--- Start Data supplied ---
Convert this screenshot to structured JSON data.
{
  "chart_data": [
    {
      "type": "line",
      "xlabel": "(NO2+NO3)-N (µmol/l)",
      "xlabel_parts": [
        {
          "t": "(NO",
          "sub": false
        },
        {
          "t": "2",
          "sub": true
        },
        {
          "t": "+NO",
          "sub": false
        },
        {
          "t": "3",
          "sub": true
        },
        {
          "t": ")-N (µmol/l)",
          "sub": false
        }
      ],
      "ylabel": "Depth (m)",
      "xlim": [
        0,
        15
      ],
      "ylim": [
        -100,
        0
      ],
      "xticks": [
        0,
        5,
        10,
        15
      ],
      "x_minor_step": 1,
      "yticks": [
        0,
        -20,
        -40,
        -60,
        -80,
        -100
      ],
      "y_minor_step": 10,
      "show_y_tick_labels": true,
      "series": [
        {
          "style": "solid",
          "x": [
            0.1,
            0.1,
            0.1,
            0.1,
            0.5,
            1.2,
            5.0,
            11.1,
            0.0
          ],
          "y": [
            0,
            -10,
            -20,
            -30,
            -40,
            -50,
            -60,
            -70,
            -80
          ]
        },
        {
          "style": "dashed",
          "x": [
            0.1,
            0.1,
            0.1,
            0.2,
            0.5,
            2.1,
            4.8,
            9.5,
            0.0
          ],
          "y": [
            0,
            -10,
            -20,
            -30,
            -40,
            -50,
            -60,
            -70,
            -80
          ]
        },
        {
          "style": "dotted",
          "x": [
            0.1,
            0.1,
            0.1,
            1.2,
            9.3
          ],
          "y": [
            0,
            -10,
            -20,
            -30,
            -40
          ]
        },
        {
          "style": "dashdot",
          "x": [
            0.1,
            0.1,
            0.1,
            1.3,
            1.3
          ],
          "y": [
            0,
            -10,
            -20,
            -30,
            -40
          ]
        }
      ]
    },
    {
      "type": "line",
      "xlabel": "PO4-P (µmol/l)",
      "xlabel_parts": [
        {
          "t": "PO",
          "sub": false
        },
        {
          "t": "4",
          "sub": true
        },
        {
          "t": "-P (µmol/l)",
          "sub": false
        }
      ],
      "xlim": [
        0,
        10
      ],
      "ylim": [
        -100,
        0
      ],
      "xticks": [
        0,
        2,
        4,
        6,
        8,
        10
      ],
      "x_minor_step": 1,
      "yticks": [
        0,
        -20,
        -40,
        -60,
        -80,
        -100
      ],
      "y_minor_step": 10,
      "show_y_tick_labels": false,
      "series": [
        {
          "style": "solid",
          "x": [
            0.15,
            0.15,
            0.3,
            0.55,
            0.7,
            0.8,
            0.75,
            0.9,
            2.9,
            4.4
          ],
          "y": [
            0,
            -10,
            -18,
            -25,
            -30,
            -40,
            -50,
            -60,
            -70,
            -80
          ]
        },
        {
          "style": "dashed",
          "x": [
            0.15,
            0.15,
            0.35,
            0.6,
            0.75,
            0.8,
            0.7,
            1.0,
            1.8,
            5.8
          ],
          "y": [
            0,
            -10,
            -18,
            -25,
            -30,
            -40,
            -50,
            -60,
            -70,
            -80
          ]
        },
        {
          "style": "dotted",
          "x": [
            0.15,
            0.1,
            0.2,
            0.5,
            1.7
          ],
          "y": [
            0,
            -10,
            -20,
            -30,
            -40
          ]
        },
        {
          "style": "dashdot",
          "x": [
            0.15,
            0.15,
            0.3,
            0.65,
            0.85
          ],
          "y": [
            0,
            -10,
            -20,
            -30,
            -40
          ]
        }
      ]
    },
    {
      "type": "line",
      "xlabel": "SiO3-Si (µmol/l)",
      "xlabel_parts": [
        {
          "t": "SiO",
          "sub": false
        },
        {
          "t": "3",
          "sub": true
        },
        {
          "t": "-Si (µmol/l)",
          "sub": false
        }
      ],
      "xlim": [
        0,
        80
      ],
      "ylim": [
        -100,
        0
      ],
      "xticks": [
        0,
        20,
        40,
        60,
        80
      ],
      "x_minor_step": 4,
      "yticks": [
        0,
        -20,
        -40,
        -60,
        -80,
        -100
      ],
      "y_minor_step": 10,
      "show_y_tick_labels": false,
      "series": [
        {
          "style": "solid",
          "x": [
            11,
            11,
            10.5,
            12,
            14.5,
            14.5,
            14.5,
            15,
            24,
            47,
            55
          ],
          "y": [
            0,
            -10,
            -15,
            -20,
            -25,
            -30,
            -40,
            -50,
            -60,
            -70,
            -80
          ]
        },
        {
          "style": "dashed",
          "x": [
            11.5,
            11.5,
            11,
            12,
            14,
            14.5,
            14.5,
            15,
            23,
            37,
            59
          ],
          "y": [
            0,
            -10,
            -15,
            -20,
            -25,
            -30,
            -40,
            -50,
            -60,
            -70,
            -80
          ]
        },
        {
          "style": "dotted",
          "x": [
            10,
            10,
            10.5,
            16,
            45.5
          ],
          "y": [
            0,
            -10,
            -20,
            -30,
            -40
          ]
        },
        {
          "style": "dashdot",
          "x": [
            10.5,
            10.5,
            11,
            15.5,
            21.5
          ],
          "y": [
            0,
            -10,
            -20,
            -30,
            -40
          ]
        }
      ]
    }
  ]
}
--- End Data supplied ---
• **To do**
Repeat every line of the data, exactly and in full.

• **Correct answer**
Convert this screenshot to structured JSON data.
{
  "chart_data": [
    {
      "type": "line",
      "xlabel": "(NO2+NO3)-N (µmol/l)",
      "xlabel_parts": [
        {
          "t": "(NO",
          "sub": false
        },
        {
          "t": "2",
          "sub": true
        },
        {
          "t": "+NO",
          "sub": false
        },
        {
          "t": "3",
          "sub": true
        },
        {
          "t": ")-N (µmol/l)",
          "sub": false
        }
      ],
      "ylabel": "Depth (m)",
      "xlim": [
        0,
        15
      ],
      "ylim": [
        -100,
        0
      ],
      "xticks": [
        0,
        5,
        10,
        15
      ],
      "x_minor_step": 1,
      "yticks": [
        0,
        -20,
        -40,
        -60,
        -80,
        -100
      ],
      "y_minor_step": 10,
      "show_y_tick_labels": true,
      "series": [
        {
          "style": "solid",
          "x": [
            0.1,
            0.1,
            0.1,
            0.1,
            0.5,
            1.2,
            5.0,
            11.1,
            0.0
          ],
          "y": [
            0,
            -10,
            -20,
            -30,
            -40,
            -50,
            -60,
            -70,
            -80
          ]
        },
        {
          "style": "dashed",
          "x": [
            0.1,
            0.1,
            0.1,
            0.2,
            0.5,
            2.1,
            4.8,
            9.5,
            0.0
          ],
          "y": [
            0,
            -10,
            -20,
            -30,
            -40,
            -50,
            -60,
            -70,
            -80
          ]
        },
        {
          "style": "dotted",
          "x": [
            0.1,
            0.1,
            0.1,
            1.2,
            9.3
          ],
          "y": [
            0,
            -10,
            -20,
            -30,
            -40
          ]
        },
        {
          "style": "dashdot",
          "x": [
            0.1,
            0.1,
            0.1,
            1.3,
            1.3
          ],
          "y": [
            0,
            -10,
            -20,
            -30,
            -40
          ]
        }
      ]
    },
    {
      "type": "line",
      "xlabel": "PO4-P (µmol/l)",
      "xlabel_parts": [
        {
          "t": "PO",
          "sub": false
        },
        {
          "t": "4",
          "sub": true
        },
        {
          "t": "-P (µmol/l)",
          "sub": false
        }
      ],
      "xlim": [
        0,
        10
      ],
      "ylim": [
        -100,
        0
      ],
      "xticks": [
        0,
        2,
        4,
        6,
        8,
        10
      ],
      "x_minor_step": 1,
      "yticks": [
        0,
        -20,
        -40,
        -60,
        -80,
        -100
      ],
      "y_minor_step": 10,
      "show_y_tick_labels": false,
      "series": [
        {
          "style": "solid",
          "x": [
            0.15,
            0.15,
            0.3,
            0.55,
            0.7,
            0.8,
            0.75,
            0.9,
            2.9,
            4.4
          ],
          "y": [
            0,
            -10,
            -18,
            -25,
            -30,
            -40,
            -50,
            -60,
            -70,
            -80
          ]
        },
        {
          "style": "dashed",
          "x": [
            0.15,
            0.15,
            0.35,
            0.6,
            0.75,
            0.8,
            0.7,
            1.0,
            1.8,
            5.8
          ],
          "y": [
            0,
            -10,
            -18,
            -25,
            -30,
            -40,
            -50,
            -60,
            -70,
            -80
          ]
        },
        {
          "style": "dotted",
          "x": [
            0.15,
            0.1,
            0.2,
            0.5,
            1.7
          ],
          "y": [
            0,
            -10,
            -20,
            -30,
            -40
          ]
        },
        {
          "style": "dashdot",
          "x": [
            0.15,
            0.15,
            0.3,
            0.65,
            0.85
          ],
          "y": [
            0,
            -10,
            -20,
            -30,
            -40
          ]
        }
      ]
    },
    {
      "type": "line",
      "xlabel": "SiO3-Si (µmol/l)",
      "xlabel_parts": [
        {
          "t": "SiO",
          "sub": false
        },
        {
          "t": "3",
          "sub": true
        },
        {
          "t": "-Si (µmol/l)",
          "sub": false
        }
      ],
      "xlim": [
        0,
        80
      ],
      "ylim": [
        -100,
        0
      ],
      "xticks": [
        0,
        20,
        40,
        60,
        80
      ],
      "x_minor_step": 4,
      "yticks": [
        0,
        -20,
        -40,
        -60,
        -80,
        -100
      ],
      "y_minor_step": 10,
      "show_y_tick_labels": false,
      "series": [
        {
          "style": "solid",
          "x": [
            11,
            11,
            10.5,
            12,
            14.5,
            14.5,
            14.5,
            15,
            24,
            47,
            55
          ],
          "y": [
            0,
            -10,
            -15,
            -20,
            -25,
            -30,
            -40,
            -50,
            -60,
            -70,
            -80
          ]
        },
        {
          "style": "dashed",
          "x": [
            11.5,
            11.5,
            11,
            12,
            14,
            14.5,
            14.5,
            15,
            23,
            37,
            59
          ],
          "y": [
            0,
            -10,
            -15,
            -20,
            -25,
            -30,
            -40,
            -50,
            -60,
            -70,
            -80
          ]
        },
        {
          "style": "dotted",
          "x": [
            10,
            10,
            10.5,
            16,
            45.5
          ],
          "y": [
            0,
            -10,
            -20,
            -30,
            -40
          ]
        },
        {
          "style": "dashdot",
          "x": [
            10.5,
            10.5,
            11,
            15.5,
            21.5
          ],
          "y": [
            0,
            -10,
            -20,
            -30,
            -40
          ]
        }
      ]
    }
  ]
}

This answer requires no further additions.